#### MATERIAL TO PROCESS:
= = =

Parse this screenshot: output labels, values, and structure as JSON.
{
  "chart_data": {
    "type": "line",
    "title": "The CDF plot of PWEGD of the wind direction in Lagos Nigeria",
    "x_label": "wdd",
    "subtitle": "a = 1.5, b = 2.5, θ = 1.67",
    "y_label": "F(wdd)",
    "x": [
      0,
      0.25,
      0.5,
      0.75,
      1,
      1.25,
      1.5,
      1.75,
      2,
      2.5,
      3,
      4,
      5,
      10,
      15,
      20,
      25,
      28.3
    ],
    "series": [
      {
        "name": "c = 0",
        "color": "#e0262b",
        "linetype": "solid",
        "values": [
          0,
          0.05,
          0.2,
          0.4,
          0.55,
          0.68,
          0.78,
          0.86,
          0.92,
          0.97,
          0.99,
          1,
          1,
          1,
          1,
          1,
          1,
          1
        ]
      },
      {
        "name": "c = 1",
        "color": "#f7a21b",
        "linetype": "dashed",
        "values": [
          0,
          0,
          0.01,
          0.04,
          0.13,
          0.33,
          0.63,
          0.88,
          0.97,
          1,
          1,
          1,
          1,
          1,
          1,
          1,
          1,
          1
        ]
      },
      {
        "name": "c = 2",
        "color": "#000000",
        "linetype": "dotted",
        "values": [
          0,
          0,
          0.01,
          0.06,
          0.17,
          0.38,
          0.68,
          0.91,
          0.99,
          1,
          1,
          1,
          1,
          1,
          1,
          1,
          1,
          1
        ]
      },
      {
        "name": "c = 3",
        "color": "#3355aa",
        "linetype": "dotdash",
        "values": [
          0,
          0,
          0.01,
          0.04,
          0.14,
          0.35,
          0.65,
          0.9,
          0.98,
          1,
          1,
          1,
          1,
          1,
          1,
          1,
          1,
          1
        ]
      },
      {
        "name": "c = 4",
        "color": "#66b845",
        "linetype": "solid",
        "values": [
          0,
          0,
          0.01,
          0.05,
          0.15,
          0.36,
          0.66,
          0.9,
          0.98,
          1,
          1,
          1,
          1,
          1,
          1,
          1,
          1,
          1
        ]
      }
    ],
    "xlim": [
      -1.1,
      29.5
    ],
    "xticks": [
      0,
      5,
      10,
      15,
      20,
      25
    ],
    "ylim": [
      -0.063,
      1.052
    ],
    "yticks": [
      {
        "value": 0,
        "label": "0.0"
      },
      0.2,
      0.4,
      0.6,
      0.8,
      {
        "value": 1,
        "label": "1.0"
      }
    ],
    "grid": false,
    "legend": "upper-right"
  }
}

= = =

#### EXERCISE TASK:
From the entries above, pull out each line that includes "color".

#### COMPLETE OUTPUT:
        "color": "#e0262b",
        "color": "#f7a21b",
        "color": "#000000",
        "color": "#3355aa",
        "color": "#66b845",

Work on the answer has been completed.